Start of Data for the task
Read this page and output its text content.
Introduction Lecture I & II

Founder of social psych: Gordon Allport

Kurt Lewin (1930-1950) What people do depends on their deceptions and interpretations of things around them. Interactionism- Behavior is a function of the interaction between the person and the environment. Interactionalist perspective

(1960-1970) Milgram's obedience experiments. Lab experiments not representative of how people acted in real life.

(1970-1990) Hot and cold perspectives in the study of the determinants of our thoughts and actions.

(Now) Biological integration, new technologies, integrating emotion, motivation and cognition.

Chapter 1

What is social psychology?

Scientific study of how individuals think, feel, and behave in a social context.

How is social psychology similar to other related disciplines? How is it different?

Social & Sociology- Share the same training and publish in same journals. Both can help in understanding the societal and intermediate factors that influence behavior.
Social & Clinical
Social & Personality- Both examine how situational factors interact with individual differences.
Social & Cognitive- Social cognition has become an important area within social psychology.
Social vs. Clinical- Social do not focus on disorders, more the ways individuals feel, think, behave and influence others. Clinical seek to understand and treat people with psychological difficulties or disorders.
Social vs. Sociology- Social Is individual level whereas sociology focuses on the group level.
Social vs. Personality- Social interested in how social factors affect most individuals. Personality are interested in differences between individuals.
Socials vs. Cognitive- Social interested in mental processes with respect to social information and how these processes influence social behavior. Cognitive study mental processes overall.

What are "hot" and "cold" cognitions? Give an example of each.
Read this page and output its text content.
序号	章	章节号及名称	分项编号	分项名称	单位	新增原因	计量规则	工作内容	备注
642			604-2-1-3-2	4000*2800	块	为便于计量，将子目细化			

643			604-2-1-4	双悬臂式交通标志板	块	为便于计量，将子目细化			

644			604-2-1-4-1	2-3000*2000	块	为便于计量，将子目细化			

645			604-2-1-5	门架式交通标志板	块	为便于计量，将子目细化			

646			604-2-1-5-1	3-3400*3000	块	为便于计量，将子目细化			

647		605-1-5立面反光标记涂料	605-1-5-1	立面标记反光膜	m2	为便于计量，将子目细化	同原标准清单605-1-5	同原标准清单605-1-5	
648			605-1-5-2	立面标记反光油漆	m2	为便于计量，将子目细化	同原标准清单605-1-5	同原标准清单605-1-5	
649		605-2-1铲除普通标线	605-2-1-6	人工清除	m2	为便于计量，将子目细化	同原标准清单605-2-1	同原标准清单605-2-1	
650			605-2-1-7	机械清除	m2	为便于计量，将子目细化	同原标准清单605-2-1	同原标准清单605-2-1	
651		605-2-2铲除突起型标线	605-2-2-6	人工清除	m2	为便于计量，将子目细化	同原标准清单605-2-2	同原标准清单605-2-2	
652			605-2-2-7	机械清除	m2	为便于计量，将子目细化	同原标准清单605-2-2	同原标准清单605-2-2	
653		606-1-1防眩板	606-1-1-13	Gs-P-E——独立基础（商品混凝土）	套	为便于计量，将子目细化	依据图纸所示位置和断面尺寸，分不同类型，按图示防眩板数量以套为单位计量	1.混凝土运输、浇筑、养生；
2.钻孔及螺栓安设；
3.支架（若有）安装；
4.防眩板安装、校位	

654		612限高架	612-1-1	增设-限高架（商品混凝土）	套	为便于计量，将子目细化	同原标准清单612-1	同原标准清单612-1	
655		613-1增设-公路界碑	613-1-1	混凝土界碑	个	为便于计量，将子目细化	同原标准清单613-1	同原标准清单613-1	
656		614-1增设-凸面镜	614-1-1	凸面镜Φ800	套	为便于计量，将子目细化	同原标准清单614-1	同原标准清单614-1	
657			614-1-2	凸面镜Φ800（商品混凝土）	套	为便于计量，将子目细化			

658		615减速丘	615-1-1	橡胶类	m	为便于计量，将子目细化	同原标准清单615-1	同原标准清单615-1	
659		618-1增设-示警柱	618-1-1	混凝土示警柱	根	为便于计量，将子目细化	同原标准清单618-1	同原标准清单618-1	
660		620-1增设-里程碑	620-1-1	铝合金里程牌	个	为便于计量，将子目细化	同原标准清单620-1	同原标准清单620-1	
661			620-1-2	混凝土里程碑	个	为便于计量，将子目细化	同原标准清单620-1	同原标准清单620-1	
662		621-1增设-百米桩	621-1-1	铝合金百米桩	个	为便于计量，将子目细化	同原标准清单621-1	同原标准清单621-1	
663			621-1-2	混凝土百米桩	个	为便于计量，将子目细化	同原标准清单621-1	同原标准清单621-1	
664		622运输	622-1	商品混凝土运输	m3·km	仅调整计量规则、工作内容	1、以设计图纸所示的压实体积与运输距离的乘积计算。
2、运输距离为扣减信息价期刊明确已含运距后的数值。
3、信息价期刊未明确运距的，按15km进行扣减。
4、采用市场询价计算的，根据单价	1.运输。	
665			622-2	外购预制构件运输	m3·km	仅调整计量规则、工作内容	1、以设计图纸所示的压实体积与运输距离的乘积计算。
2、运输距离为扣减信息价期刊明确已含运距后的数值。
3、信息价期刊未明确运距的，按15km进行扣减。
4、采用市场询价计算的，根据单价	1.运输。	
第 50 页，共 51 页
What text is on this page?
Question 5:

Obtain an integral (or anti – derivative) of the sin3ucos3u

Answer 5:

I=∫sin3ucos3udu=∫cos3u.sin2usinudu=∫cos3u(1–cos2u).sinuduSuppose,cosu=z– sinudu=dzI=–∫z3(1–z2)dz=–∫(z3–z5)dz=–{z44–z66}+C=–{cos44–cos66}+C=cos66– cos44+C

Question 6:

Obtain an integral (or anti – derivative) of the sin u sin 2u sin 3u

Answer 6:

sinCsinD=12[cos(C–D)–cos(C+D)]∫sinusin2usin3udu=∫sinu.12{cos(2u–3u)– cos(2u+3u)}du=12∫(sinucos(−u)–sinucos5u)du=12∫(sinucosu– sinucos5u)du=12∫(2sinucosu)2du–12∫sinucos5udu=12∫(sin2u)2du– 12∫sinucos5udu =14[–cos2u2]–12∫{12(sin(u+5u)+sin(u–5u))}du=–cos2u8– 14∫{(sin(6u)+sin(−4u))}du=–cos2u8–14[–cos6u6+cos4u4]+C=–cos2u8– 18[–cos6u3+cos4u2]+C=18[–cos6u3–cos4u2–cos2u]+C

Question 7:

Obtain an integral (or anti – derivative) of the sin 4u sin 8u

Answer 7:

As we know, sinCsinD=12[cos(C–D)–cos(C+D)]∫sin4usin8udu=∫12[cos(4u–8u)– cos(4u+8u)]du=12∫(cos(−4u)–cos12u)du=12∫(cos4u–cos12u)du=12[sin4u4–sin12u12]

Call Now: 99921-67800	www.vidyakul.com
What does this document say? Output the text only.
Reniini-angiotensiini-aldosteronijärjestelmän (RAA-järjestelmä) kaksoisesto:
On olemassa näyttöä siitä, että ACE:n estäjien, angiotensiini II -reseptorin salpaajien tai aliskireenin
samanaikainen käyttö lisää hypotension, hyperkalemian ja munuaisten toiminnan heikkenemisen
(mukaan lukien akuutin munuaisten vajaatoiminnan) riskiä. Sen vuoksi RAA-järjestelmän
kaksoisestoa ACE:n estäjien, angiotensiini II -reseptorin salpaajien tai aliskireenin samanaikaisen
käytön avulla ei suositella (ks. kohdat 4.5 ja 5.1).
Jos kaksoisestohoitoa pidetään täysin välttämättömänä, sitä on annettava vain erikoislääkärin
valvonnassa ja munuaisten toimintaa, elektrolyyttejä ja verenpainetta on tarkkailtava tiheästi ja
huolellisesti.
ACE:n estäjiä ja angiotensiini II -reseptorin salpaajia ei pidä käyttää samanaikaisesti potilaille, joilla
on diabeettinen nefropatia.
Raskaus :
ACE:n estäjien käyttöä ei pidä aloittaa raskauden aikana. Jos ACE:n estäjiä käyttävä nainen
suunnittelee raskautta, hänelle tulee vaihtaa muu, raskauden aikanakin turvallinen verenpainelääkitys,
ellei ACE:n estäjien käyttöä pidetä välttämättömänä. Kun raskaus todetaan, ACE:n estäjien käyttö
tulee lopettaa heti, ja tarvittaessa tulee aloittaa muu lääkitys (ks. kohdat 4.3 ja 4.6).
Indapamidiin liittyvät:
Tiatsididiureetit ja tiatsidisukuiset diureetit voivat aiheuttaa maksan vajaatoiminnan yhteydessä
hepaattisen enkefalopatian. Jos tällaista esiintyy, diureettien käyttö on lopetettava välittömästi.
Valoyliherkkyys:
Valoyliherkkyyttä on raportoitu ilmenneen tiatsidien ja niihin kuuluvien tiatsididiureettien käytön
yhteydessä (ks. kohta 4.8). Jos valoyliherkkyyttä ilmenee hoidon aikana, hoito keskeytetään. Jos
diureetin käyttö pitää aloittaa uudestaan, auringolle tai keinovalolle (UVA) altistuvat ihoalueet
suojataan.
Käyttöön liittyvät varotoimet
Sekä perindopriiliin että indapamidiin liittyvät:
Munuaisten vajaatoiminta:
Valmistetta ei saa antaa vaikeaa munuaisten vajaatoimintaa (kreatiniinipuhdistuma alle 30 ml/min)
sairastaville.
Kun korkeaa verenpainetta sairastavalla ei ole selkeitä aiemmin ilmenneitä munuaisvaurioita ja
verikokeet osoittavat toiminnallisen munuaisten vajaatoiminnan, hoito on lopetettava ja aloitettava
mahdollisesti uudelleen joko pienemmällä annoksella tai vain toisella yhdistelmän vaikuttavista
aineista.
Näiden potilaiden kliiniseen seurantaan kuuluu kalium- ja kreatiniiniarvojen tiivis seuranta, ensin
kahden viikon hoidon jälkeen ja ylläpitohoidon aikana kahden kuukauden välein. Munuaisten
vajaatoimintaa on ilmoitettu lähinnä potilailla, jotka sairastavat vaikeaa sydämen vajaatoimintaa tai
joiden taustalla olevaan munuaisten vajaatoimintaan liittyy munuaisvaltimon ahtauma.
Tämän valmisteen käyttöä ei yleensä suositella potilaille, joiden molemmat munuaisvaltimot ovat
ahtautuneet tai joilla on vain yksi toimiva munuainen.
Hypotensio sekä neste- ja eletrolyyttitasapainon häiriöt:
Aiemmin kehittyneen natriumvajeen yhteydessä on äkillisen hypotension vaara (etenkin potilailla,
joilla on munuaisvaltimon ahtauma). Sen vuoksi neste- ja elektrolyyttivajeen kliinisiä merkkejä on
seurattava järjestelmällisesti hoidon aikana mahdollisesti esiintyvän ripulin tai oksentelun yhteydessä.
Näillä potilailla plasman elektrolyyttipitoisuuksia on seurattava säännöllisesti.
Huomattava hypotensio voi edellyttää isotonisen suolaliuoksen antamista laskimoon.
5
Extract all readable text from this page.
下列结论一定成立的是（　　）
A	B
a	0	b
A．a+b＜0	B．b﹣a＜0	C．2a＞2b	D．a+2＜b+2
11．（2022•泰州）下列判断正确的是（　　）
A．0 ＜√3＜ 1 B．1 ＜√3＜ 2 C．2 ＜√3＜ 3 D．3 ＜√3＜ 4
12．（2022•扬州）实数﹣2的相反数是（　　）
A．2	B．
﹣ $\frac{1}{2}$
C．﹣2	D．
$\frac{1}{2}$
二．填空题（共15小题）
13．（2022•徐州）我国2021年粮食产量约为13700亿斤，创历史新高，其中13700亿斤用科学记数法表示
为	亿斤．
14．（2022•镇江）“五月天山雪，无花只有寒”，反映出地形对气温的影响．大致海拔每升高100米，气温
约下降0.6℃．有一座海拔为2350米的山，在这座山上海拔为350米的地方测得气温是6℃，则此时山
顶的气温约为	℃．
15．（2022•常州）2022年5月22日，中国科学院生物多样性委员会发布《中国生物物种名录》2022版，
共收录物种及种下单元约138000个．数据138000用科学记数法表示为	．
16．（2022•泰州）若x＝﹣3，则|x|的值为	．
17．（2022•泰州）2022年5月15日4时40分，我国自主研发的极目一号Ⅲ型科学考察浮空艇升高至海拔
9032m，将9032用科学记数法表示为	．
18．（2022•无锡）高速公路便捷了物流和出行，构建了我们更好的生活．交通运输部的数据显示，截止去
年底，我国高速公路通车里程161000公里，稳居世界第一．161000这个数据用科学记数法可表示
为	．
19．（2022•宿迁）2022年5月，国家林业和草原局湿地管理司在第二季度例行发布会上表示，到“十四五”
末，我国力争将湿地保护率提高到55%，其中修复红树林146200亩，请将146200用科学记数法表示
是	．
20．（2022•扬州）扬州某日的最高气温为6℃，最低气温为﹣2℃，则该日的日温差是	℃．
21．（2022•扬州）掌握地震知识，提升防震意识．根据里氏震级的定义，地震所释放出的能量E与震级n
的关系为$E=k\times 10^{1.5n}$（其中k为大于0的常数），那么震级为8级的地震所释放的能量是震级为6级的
End of Data for the task
#### Short exercise
Within the material above, find the lines that contain the word "joiden"; copy them.

#### Written answer
joiden taustalla olevaan munuaisten vajaatoimintaan liittyy munuaisvaltimon ahtauma.
Tämän valmisteen käyttöä ei yleensä suositella potilaille, joiden molemmat munuaisvaltimot ovat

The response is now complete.